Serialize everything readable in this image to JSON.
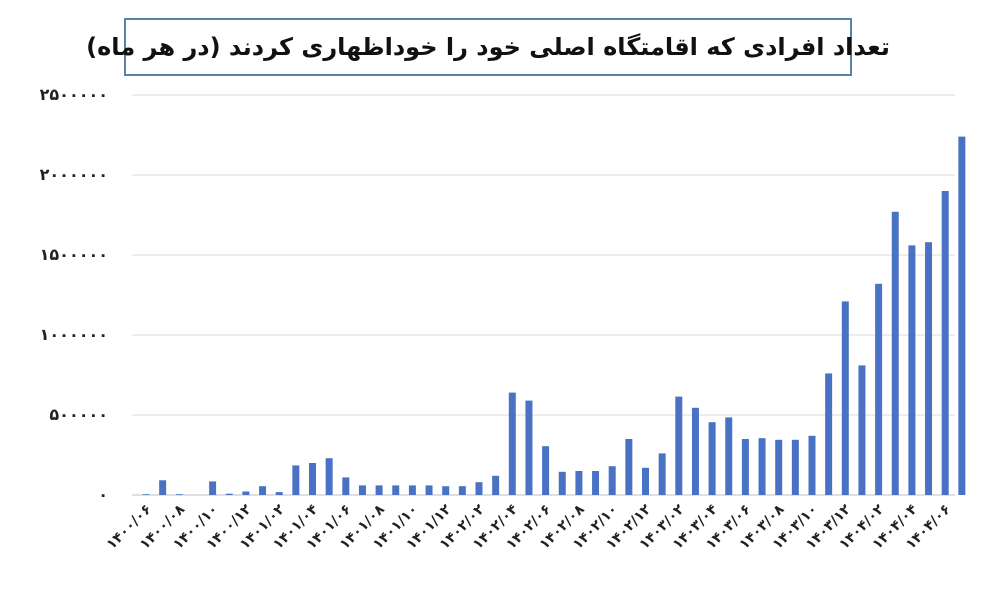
{
  "chart_data": {
    "type": "bar",
    "title": "تعداد افرادی که اقامتگاه اصلی خود را خوداظهاری کردند (در هر ماه)",
    "xlabel": "",
    "ylabel": "",
    "ylim": [
      0,
      2500000
    ],
    "yticks": [
      {
        "value": 0,
        "label": "۰"
      },
      {
        "value": 500000,
        "label": "۵۰۰۰۰۰"
      },
      {
        "value": 1000000,
        "label": "۱۰۰۰۰۰۰"
      },
      {
        "value": 1500000,
        "label": "۱۵۰۰۰۰۰"
      },
      {
        "value": 2000000,
        "label": "۲۰۰۰۰۰۰"
      },
      {
        "value": 2500000,
        "label": "۲۵۰۰۰۰۰"
      }
    ],
    "grid": true,
    "bar_color": "#4a72c4",
    "categories": [
      "1400/06",
      "1400/07",
      "1400/08",
      "1400/09",
      "1400/10",
      "1400/11",
      "1400/12",
      "1401/01",
      "1401/02",
      "1401/03",
      "1401/04",
      "1401/05",
      "1401/06",
      "1401/07",
      "1401/08",
      "1401/09",
      "1401/10",
      "1401/11",
      "1401/12",
      "1402/01",
      "1402/02",
      "1402/03",
      "1402/04",
      "1402/05",
      "1402/06",
      "1402/07",
      "1402/08",
      "1402/09",
      "1402/10",
      "1402/11",
      "1402/12",
      "1403/01",
      "1403/02",
      "1403/03",
      "1403/04",
      "1403/05",
      "1403/06",
      "1403/07",
      "1403/08",
      "1403/09",
      "1403/10",
      "1403/11",
      "1403/12",
      "1404/01",
      "1404/02",
      "1404/03",
      "1404/04",
      "1404/05",
      "1404/06",
      "1404/07"
    ],
    "tick_labels": [
      "۱۴۰۰/۰۶",
      "۱۴۰۰/۰۸",
      "۱۴۰۰/۱۰",
      "۱۴۰۰/۱۲",
      "۱۴۰۱/۰۲",
      "۱۴۰۱/۰۴",
      "۱۴۰۱/۰۶",
      "۱۴۰۱/۰۸",
      "۱۴۰۱/۱۰",
      "۱۴۰۱/۱۲",
      "۱۴۰۲/۰۲",
      "۱۴۰۲/۰۴",
      "۱۴۰۲/۰۶",
      "۱۴۰۲/۰۸",
      "۱۴۰۲/۱۰",
      "۱۴۰۲/۱۲",
      "۱۴۰۳/۰۲",
      "۱۴۰۳/۰۴",
      "۱۴۰۳/۰۶",
      "۱۴۰۳/۰۸",
      "۱۴۰۳/۱۰",
      "۱۴۰۳/۱۲",
      "۱۴۰۴/۰۲",
      "۱۴۰۴/۰۴",
      "۱۴۰۴/۰۶"
    ],
    "values": [
      5000,
      92000,
      5000,
      0,
      85000,
      8000,
      22000,
      55000,
      18000,
      185000,
      200000,
      230000,
      110000,
      60000,
      60000,
      60000,
      60000,
      60000,
      55000,
      55000,
      80000,
      120000,
      640000,
      590000,
      305000,
      145000,
      150000,
      150000,
      180000,
      350000,
      170000,
      260000,
      615000,
      545000,
      455000,
      485000,
      350000,
      355000,
      345000,
      345000,
      370000,
      760000,
      1210000,
      810000,
      1320000,
      1770000,
      1560000,
      1580000,
      1900000,
      2240000
    ]
  }
}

◆ TASK INSTRUCTIONS
Using the data above, print every line exactly, omitting pictures.

◆ CORRECT OUTPUT
Serialize everything readable in this image to JSON.
{
  "chart_data": {
    "type": "bar",
    "title": "تعداد افرادی که اقامتگاه اصلی خود را خوداظهاری کردند (در هر ماه)",
    "xlabel": "",
    "ylabel": "",
    "ylim": [
      0,
      2500000
    ],
    "yticks": [
      {
        "value": 0,
        "label": "۰"
      },
      {
        "value": 500000,
        "label": "۵۰۰۰۰۰"
      },
      {
        "value": 1000000,
        "label": "۱۰۰۰۰۰۰"
      },
      {
        "value": 1500000,
        "label": "۱۵۰۰۰۰۰"
      },
      {
        "value": 2000000,
        "label": "۲۰۰۰۰۰۰"
      },
      {
        "value": 2500000,
        "label": "۲۵۰۰۰۰۰"
      }
    ],
    "grid": true,
    "bar_color": "#4a72c4",
    "categories": [
      "1400/06",
      "1400/07",
      "1400/08",
      "1400/09",
      "1400/10",
      "1400/11",
      "1400/12",
      "1401/01",
      "1401/02",
      "1401/03",
      "1401/04",
      "1401/05",
      "1401/06",
      "1401/07",
      "1401/08",
      "1401/09",
      "1401/10",
      "1401/11",
      "1401/12",
      "1402/01",
      "1402/02",
      "1402/03",
      "1402/04",
      "1402/05",
      "1402/06",
      "1402/07",
      "1402/08",
      "1402/09",
      "1402/10",
      "1402/11",
      "1402/12",
      "1403/01",
      "1403/02",
      "1403/03",
      "1403/04",
      "1403/05",
      "1403/06",
      "1403/07",
      "1403/08",
      "1403/09",
      "1403/10",
      "1403/11",
      "1403/12",
      "1404/01",
      "1404/02",
      "1404/03",
      "1404/04",
      "1404/05",
      "1404/06",
      "1404/07"
    ],
    "tick_labels": [
      "۱۴۰۰/۰۶",
      "۱۴۰۰/۰۸",
      "۱۴۰۰/۱۰",
      "۱۴۰۰/۱۲",
      "۱۴۰۱/۰۲",
      "۱۴۰۱/۰۴",
      "۱۴۰۱/۰۶",
      "۱۴۰۱/۰۸",
      "۱۴۰۱/۱۰",
      "۱۴۰۱/۱۲",
      "۱۴۰۲/۰۲",
      "۱۴۰۲/۰۴",
      "۱۴۰۲/۰۶",
      "۱۴۰۲/۰۸",
      "۱۴۰۲/۱۰",
      "۱۴۰۲/۱۲",
      "۱۴۰۳/۰۲",
      "۱۴۰۳/۰۴",
      "۱۴۰۳/۰۶",
      "۱۴۰۳/۰۸",
      "۱۴۰۳/۱۰",
      "۱۴۰۳/۱۲",
      "۱۴۰۴/۰۲",
      "۱۴۰۴/۰۴",
      "۱۴۰۴/۰۶"
    ],
    "values": [
      5000,
      92000,
      5000,
      0,
      85000,
      8000,
      22000,
      55000,
      18000,
      185000,
      200000,
      230000,
      110000,
      60000,
      60000,
      60000,
      60000,
      60000,
      55000,
      55000,
      80000,
      120000,
      640000,
      590000,
      305000,
      145000,
      150000,
      150000,
      180000,
      350000,
      170000,
      260000,
      615000,
      545000,
      455000,
      485000,
      350000,
      355000,
      345000,
      345000,
      370000,
      760000,
      1210000,
      810000,
      1320000,
      1770000,
      1560000,
      1580000,
      1900000,
      2240000
    ]
  }
}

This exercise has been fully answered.